## START Data shown

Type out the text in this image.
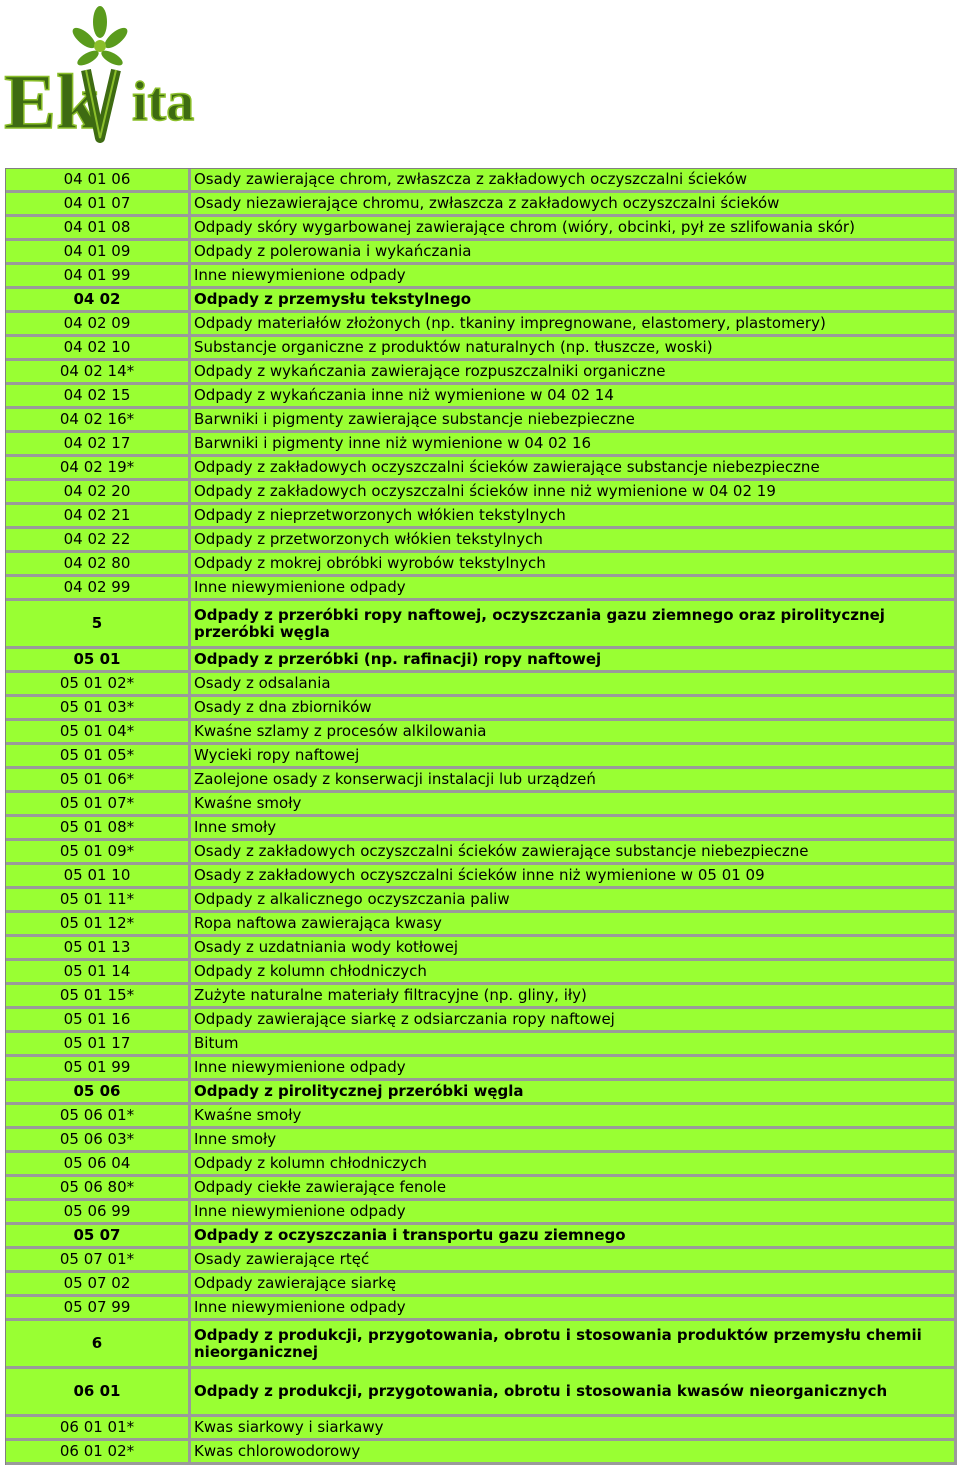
Ek ita
04 01 06	Osady zawierające chrom, zwłaszcza z zakładowych oczyszczalni ścieków
04 01 07	Osady niezawierające chromu, zwłaszcza z zakładowych oczyszczalni ścieków
04 01 08	Odpady skóry wygarbowanej zawierające chrom (wióry, obcinki, pył ze szlifowania skór)
04 01 09	Odpady z polerowania i wykańczania
04 01 99	Inne niewymienione odpady
04 02	Odpady z przemysłu tekstylnego
04 02 09	Odpady materiałów złożonych (np. tkaniny impregnowane, elastomery, plastomery)
04 02 10	Substancje organiczne z produktów naturalnych (np. tłuszcze, woski)
04 02 14*	Odpady z wykańczania zawierające rozpuszczalniki organiczne
04 02 15	Odpady z wykańczania inne niż wymienione w 04 02 14
04 02 16*	Barwniki i pigmenty zawierające substancje niebezpieczne
04 02 17	Barwniki i pigmenty inne niż wymienione w 04 02 16
04 02 19*	Odpady z zakładowych oczyszczalni ścieków zawierające substancje niebezpieczne
04 02 20	Odpady z zakładowych oczyszczalni ścieków inne niż wymienione w 04 02 19
04 02 21	Odpady z nieprzetworzonych włókien tekstylnych
04 02 22	Odpady z przetworzonych włókien tekstylnych
04 02 80	Odpady z mokrej obróbki wyrobów tekstylnych
04 02 99	Inne niewymienione odpady
5	Odpady z przeróbki ropy naftowej, oczyszczania gazu ziemnego oraz pirolitycznej przeróbki węgla
05 01	Odpady z przeróbki (np. rafinacji) ropy naftowej
05 01 02*	Osady z odsalania
05 01 03*	Osady z dna zbiorników
05 01 04*	Kwaśne szlamy z procesów alkilowania
05 01 05*	Wycieki ropy naftowej
05 01 06*	Zaolejone osady z konserwacji instalacji lub urządzeń
05 01 07*	Kwaśne smoły
05 01 08*	Inne smoły
05 01 09*	Osady z zakładowych oczyszczalni ścieków zawierające substancje niebezpieczne
05 01 10	Osady z zakładowych oczyszczalni ścieków inne niż wymienione w 05 01 09
05 01 11*	Odpady z alkalicznego oczyszczania paliw
05 01 12*	Ropa naftowa zawierająca kwasy
05 01 13	Osady z uzdatniania wody kotłowej
05 01 14	Odpady z kolumn chłodniczych
05 01 15*	Zużyte naturalne materiały filtracyjne (np. gliny, iły)
05 01 16	Odpady zawierające siarkę z odsiarczania ropy naftowej
05 01 17	Bitum
05 01 99	Inne niewymienione odpady
05 06	Odpady z pirolitycznej przeróbki węgla
05 06 01*	Kwaśne smoły
05 06 03*	Inne smoły
05 06 04	Odpady z kolumn chłodniczych
05 06 80*	Odpady ciekłe zawierające fenole
05 06 99	Inne niewymienione odpady
05 07	Odpady z oczyszczania i transportu gazu ziemnego
05 07 01*	Osady zawierające rtęć
05 07 02	Odpady zawierające siarkę
05 07 99	Inne niewymienione odpady
6	Odpady z produkcji, przygotowania, obrotu i stosowania produktów przemysłu chemii nieorganicznej
06 01	Odpady z produkcji, przygotowania, obrotu i stosowania kwasów nieorganicznych
06 01 01*	Kwas siarkowy i siarkawy
06 01 02*	Kwas chlorowodorowy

## END Data shown

→ **Exercise**
Print all the records again exactly; do not include any picture.

→ **Solution for this task**
Type out the text in this image.
Ek ita
04 01 06	Osady zawierające chrom, zwłaszcza z zakładowych oczyszczalni ścieków
04 01 07	Osady niezawierające chromu, zwłaszcza z zakładowych oczyszczalni ścieków
04 01 08	Odpady skóry wygarbowanej zawierające chrom (wióry, obcinki, pył ze szlifowania skór)
04 01 09	Odpady z polerowania i wykańczania
04 01 99	Inne niewymienione odpady
04 02	Odpady z przemysłu tekstylnego
04 02 09	Odpady materiałów złożonych (np. tkaniny impregnowane, elastomery, plastomery)
04 02 10	Substancje organiczne z produktów naturalnych (np. tłuszcze, woski)
04 02 14*	Odpady z wykańczania zawierające rozpuszczalniki organiczne
04 02 15	Odpady z wykańczania inne niż wymienione w 04 02 14
04 02 16*	Barwniki i pigmenty zawierające substancje niebezpieczne
04 02 17	Barwniki i pigmenty inne niż wymienione w 04 02 16
04 02 19*	Odpady z zakładowych oczyszczalni ścieków zawierające substancje niebezpieczne
04 02 20	Odpady z zakładowych oczyszczalni ścieków inne niż wymienione w 04 02 19
04 02 21	Odpady z nieprzetworzonych włókien tekstylnych
04 02 22	Odpady z przetworzonych włókien tekstylnych
04 02 80	Odpady z mokrej obróbki wyrobów tekstylnych
04 02 99	Inne niewymienione odpady
5	Odpady z przeróbki ropy naftowej, oczyszczania gazu ziemnego oraz pirolitycznej przeróbki węgla
05 01	Odpady z przeróbki (np. rafinacji) ropy naftowej
05 01 02*	Osady z odsalania
05 01 03*	Osady z dna zbiorników
05 01 04*	Kwaśne szlamy z procesów alkilowania
05 01 05*	Wycieki ropy naftowej
05 01 06*	Zaolejone osady z konserwacji instalacji lub urządzeń
05 01 07*	Kwaśne smoły
05 01 08*	Inne smoły
05 01 09*	Osady z zakładowych oczyszczalni ścieków zawierające substancje niebezpieczne
05 01 10	Osady z zakładowych oczyszczalni ścieków inne niż wymienione w 05 01 09
05 01 11*	Odpady z alkalicznego oczyszczania paliw
05 01 12*	Ropa naftowa zawierająca kwasy
05 01 13	Osady z uzdatniania wody kotłowej
05 01 14	Odpady z kolumn chłodniczych
05 01 15*	Zużyte naturalne materiały filtracyjne (np. gliny, iły)
05 01 16	Odpady zawierające siarkę z odsiarczania ropy naftowej
05 01 17	Bitum
05 01 99	Inne niewymienione odpady
05 06	Odpady z pirolitycznej przeróbki węgla
05 06 01*	Kwaśne smoły
05 06 03*	Inne smoły
05 06 04	Odpady z kolumn chłodniczych
05 06 80*	Odpady ciekłe zawierające fenole
05 06 99	Inne niewymienione odpady
05 07	Odpady z oczyszczania i transportu gazu ziemnego
05 07 01*	Osady zawierające rtęć
05 07 02	Odpady zawierające siarkę
05 07 99	Inne niewymienione odpady
6	Odpady z produkcji, przygotowania, obrotu i stosowania produktów przemysłu chemii nieorganicznej
06 01	Odpady z produkcji, przygotowania, obrotu i stosowania kwasów nieorganicznych
06 01 01*	Kwas siarkowy i siarkawy
06 01 02*	Kwas chlorowodorowy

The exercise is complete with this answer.